**REQUEST 1:** In the passage on classroom speakers, translate this sentence into Spanish: "A volume control and on/off switch at a sensible height is needed."

**TEXT SECTION:**
[Start]
Active speakers designed with a built-in amplifier reduce the amount of cabling and the costs of equipment as well as being quicker and easier to install

Steel grille

Steel grilles, rather than more common fabric grilles, stop pupils from damaging the speaker cones with fingers, pencils or missiles so extending the life of the system

Adequate sound level for a classroom (>75dB )

The sound level should be at least 15 dB above normal classroom noise of around 60 dB at 6 metres ie the back of the class, so less than 30 watts is unlikely to be loud enough and if much more than 30 watts the cost of the system is likely to be too expensive (so aim for 15 Watts RMS per channel)

Easy to control

It may seem obvious but many speakers have controls at the back (or front) that teachers can’t reach without climbing up a chair ! A volume control and on/off switch at a sensible height is needed

Inputs for PC and DVD or other audio source

Shelf speakers and simple systems may only have one input – so you would have to re-connect every time you want to change the sound source. Two inputs are best for the classroom so that equipment is permanently connected.
[End]
**SUPPLIED DATA:**
[Start]
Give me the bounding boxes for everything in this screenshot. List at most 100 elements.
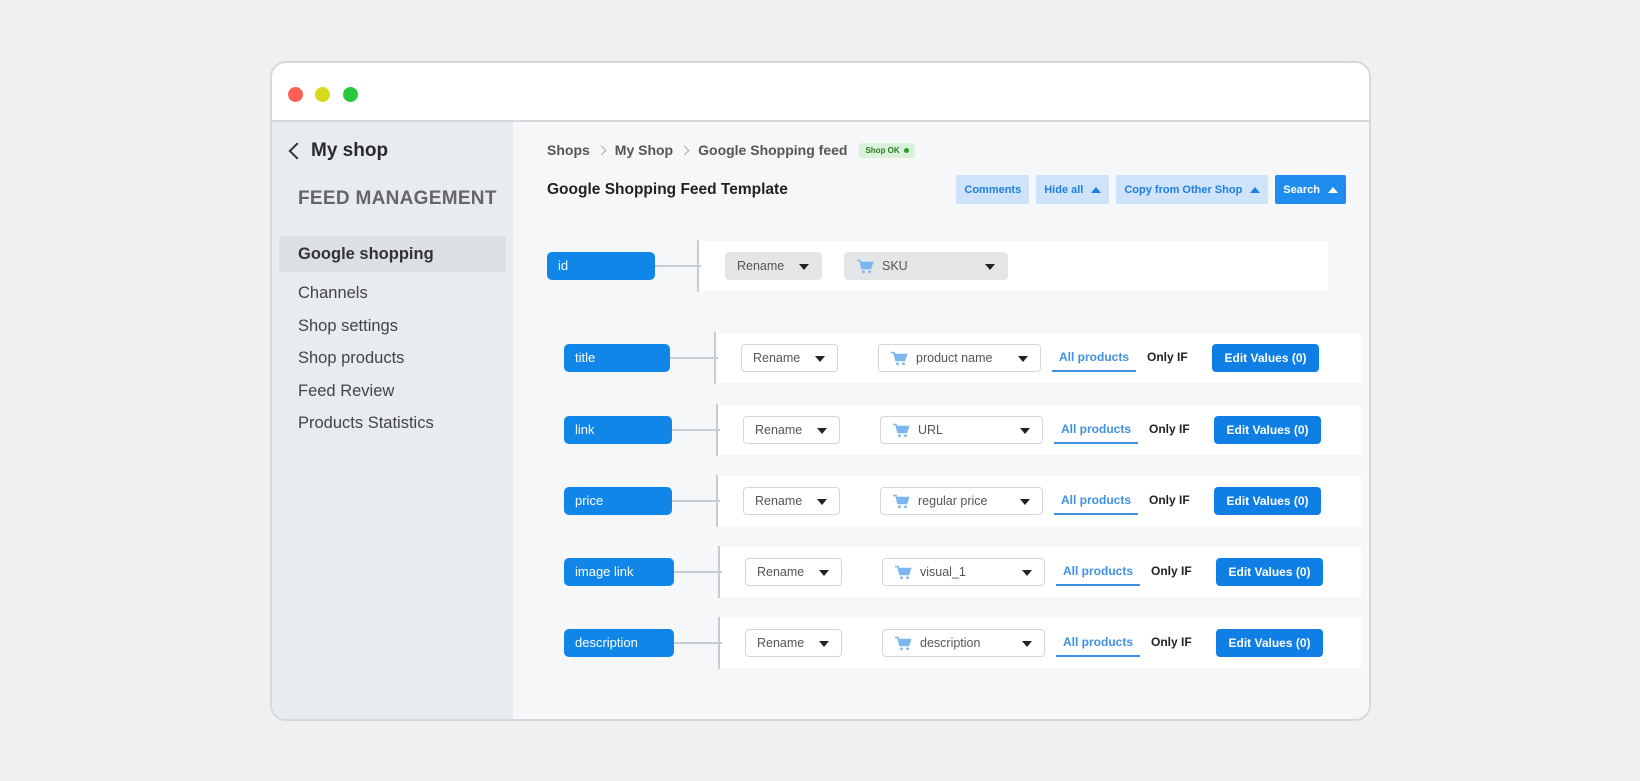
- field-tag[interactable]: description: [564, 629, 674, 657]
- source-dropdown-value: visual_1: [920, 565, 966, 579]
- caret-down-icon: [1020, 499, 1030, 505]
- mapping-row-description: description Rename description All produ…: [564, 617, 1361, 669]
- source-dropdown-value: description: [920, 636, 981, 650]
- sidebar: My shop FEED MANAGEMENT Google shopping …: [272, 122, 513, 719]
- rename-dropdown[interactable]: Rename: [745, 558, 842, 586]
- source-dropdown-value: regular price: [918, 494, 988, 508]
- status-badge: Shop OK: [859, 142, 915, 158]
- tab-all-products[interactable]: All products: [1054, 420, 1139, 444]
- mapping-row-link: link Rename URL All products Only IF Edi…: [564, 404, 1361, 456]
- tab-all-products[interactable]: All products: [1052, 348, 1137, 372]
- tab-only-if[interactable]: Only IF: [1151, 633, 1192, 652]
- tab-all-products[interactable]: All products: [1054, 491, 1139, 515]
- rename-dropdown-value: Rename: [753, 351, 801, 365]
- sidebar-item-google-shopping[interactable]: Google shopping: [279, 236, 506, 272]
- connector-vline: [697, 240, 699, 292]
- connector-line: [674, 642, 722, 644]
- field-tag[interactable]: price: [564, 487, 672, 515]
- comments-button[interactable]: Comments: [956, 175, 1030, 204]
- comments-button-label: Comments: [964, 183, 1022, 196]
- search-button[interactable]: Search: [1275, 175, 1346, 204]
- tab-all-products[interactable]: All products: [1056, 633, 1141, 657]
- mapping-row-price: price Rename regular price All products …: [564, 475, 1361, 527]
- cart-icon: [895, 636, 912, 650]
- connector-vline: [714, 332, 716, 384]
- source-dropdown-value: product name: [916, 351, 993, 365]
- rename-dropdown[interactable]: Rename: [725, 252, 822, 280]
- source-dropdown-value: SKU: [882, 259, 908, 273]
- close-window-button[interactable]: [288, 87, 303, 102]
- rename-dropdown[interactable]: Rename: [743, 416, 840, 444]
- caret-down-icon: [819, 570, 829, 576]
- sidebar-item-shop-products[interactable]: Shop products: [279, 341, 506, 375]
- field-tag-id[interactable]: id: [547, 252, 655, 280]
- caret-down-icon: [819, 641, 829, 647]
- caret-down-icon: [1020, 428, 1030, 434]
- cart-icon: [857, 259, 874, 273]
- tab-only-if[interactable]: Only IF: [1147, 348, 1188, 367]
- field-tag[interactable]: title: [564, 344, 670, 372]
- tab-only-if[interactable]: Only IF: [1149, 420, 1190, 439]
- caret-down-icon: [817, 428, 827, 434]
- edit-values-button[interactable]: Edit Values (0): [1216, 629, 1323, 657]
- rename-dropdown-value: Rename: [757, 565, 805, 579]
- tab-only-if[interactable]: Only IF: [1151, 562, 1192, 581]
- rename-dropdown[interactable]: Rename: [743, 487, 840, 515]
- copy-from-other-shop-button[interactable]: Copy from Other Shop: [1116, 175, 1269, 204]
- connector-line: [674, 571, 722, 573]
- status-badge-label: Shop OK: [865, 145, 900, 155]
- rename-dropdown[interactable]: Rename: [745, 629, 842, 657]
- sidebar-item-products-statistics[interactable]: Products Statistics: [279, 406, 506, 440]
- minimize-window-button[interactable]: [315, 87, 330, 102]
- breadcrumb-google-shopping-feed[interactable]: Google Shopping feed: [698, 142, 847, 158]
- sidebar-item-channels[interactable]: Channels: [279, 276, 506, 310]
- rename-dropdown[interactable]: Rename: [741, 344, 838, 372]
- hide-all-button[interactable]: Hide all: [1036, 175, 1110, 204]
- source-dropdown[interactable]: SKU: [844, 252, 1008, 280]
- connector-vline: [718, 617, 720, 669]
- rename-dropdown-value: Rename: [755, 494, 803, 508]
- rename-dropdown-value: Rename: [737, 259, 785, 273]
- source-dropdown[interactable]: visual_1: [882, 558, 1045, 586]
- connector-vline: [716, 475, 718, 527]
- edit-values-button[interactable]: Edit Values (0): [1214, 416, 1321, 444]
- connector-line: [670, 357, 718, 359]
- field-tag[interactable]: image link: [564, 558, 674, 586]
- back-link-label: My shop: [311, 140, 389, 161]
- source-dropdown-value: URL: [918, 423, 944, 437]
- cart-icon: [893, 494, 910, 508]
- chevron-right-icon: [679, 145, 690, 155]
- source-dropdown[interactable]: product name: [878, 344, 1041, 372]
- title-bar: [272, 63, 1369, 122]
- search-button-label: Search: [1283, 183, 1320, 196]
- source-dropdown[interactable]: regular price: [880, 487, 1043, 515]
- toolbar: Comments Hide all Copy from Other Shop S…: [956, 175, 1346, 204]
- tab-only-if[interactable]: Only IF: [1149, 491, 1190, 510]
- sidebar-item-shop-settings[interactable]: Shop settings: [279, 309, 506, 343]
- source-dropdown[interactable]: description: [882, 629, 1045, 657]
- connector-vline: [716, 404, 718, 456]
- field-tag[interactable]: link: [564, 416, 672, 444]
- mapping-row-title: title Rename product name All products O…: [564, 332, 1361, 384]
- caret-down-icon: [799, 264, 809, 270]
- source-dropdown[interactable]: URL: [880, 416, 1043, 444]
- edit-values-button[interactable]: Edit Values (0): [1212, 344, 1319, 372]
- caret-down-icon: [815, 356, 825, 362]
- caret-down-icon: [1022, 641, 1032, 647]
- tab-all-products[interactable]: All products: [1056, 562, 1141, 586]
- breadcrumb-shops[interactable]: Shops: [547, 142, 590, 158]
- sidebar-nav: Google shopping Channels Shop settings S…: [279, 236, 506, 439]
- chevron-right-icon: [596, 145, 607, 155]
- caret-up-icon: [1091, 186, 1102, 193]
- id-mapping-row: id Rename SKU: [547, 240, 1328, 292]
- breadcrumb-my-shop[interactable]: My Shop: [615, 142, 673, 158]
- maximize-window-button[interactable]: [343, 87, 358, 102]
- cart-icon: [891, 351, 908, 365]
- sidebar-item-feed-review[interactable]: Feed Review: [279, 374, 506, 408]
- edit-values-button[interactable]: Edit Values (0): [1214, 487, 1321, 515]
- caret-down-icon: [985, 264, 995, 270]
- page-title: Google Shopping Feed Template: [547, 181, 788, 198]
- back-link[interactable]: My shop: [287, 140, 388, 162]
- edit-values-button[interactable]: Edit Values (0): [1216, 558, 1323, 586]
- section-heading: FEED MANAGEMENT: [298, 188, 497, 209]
[End]
**REQUEST 2:** Copy out the lines of the entries word for word. Begin at the line that has "- field-tag[interactable]: description: [564, 629, 674, 657]" and stop after the line that has "- connector-vline: [714, 332, 716, 384]".

**COMPLETE OUTPUT 1:** Se necesita un control de volumen y un interruptor de encendido y apagado a una altura razonable.

**COMPLETE OUTPUT 2:**
- field-tag[interactable]: description: [564, 629, 674, 657]
- source-dropdown-value: visual_1: [920, 565, 966, 579]
- caret-down-icon: [1020, 499, 1030, 505]
- mapping-row-description: description Rename description All produ…: [564, 617, 1361, 669]
- source-dropdown-value: description: [920, 636, 981, 650]
- sidebar: My shop FEED MANAGEMENT Google shopping …: [272, 122, 513, 719]
- rename-dropdown[interactable]: Rename: [745, 558, 842, 586]
- source-dropdown-value: regular price: [918, 494, 988, 508]
- status-badge: Shop OK: [859, 142, 915, 158]
- tab-all-products[interactable]: All products: [1054, 420, 1139, 444]
- mapping-row-link: link Rename URL All products Only IF Edi…: [564, 404, 1361, 456]
- tab-all-products[interactable]: All products: [1052, 348, 1137, 372]
- tab-only-if[interactable]: Only IF: [1151, 633, 1192, 652]
- tab-all-products[interactable]: All products: [1054, 491, 1139, 515]
- rename-dropdown-value: Rename: [753, 351, 801, 365]
- sidebar-item-google-shopping[interactable]: Google shopping: [279, 236, 506, 272]
- connector-vline: [697, 240, 699, 292]
- connector-line: [674, 642, 722, 644]
- field-tag[interactable]: price: [564, 487, 672, 515]
- comments-button[interactable]: Comments: [956, 175, 1030, 204]
- comments-button-label: Comments: [964, 183, 1022, 196]
- search-button[interactable]: Search: [1275, 175, 1346, 204]
- tab-all-products[interactable]: All products: [1056, 633, 1141, 657]
- mapping-row-price: price Rename regular price All products …: [564, 475, 1361, 527]
- cart-icon: [895, 636, 912, 650]
- connector-vline: [714, 332, 716, 384]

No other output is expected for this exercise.